[Start]

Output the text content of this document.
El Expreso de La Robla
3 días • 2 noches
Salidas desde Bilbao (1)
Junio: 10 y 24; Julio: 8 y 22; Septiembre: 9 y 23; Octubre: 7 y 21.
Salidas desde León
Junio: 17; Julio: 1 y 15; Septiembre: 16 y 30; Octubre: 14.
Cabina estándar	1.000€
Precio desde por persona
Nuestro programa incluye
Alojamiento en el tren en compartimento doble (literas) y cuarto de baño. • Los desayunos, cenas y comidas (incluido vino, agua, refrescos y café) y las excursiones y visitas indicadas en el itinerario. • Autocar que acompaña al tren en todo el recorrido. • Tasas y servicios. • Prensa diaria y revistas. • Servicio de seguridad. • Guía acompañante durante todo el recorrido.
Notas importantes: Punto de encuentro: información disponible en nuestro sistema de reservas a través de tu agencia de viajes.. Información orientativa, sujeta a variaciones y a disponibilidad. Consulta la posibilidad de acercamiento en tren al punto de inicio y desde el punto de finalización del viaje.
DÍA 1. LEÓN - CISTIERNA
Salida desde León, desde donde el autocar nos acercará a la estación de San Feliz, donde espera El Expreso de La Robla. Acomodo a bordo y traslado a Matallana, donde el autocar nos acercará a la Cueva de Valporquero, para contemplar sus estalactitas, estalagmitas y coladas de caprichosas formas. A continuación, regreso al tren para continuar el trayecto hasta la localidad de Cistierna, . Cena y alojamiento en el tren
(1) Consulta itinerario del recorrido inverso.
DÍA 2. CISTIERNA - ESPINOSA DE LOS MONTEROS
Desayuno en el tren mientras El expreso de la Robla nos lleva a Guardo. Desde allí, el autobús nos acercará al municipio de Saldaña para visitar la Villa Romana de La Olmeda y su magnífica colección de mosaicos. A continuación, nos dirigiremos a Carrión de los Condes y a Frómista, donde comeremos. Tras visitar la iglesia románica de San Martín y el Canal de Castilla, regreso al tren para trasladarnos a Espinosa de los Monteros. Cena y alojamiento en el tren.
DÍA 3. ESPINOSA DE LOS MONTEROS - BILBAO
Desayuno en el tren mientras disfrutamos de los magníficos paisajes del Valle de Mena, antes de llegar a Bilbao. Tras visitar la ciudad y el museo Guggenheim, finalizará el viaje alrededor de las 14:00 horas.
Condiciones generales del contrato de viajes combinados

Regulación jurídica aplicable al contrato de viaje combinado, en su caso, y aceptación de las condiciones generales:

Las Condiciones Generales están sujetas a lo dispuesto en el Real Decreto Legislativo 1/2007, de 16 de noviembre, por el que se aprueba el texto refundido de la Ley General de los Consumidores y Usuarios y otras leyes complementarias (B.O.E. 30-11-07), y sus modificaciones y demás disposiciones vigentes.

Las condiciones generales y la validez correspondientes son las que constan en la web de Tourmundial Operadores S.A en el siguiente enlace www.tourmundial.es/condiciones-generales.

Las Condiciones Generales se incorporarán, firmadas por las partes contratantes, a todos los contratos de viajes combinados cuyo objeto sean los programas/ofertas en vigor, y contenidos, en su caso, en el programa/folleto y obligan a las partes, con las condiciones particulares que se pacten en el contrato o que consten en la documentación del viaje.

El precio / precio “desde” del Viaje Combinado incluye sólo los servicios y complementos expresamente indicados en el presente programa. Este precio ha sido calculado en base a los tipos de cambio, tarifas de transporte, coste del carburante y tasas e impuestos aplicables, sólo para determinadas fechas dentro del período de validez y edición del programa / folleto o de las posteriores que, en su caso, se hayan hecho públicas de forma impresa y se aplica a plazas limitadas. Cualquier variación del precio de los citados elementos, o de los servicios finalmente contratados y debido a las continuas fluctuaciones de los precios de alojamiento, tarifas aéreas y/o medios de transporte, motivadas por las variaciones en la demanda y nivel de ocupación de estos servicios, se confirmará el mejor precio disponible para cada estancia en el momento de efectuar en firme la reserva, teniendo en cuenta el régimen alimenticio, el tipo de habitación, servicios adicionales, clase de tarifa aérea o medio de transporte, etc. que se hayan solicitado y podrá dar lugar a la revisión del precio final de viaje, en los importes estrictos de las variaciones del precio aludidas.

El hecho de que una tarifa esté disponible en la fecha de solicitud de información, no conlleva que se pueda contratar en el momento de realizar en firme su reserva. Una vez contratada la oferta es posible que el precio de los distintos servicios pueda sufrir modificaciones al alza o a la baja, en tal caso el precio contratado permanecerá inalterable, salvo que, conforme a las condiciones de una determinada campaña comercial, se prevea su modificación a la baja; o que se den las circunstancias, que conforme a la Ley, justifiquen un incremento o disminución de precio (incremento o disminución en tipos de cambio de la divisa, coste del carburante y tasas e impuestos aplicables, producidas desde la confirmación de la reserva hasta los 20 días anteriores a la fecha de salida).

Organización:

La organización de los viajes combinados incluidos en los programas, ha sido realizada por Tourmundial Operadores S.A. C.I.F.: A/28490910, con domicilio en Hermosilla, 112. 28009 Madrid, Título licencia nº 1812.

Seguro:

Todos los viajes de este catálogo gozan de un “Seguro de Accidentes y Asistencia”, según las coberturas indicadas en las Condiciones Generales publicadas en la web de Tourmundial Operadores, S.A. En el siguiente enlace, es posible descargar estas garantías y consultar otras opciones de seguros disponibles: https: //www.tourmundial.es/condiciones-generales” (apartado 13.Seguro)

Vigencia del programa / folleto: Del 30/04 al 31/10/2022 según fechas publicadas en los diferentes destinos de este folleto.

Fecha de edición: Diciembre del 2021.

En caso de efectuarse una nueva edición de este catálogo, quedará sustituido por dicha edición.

[End]

## Aim:
Filter the records for lines holding the string "enlace". Copy each one.

## Result for this exercise:
Las condiciones generales y la validez correspondientes son las que constan en la web de Tourmundial Operadores S.A en el siguiente enlace www.tourmundial.es/condiciones-generales.
Todos los viajes de este catálogo gozan de un “Seguro de Accidentes y Asistencia”, según las coberturas indicadas en las Condiciones Generales publicadas en la web de Tourmundial Operadores, S.A. En el siguiente enlace, es posible descargar estas garantías y consultar otras opciones de seguros disponibles: https: //www.tourmundial.es/condiciones-generales” (apartado 13.Seguro)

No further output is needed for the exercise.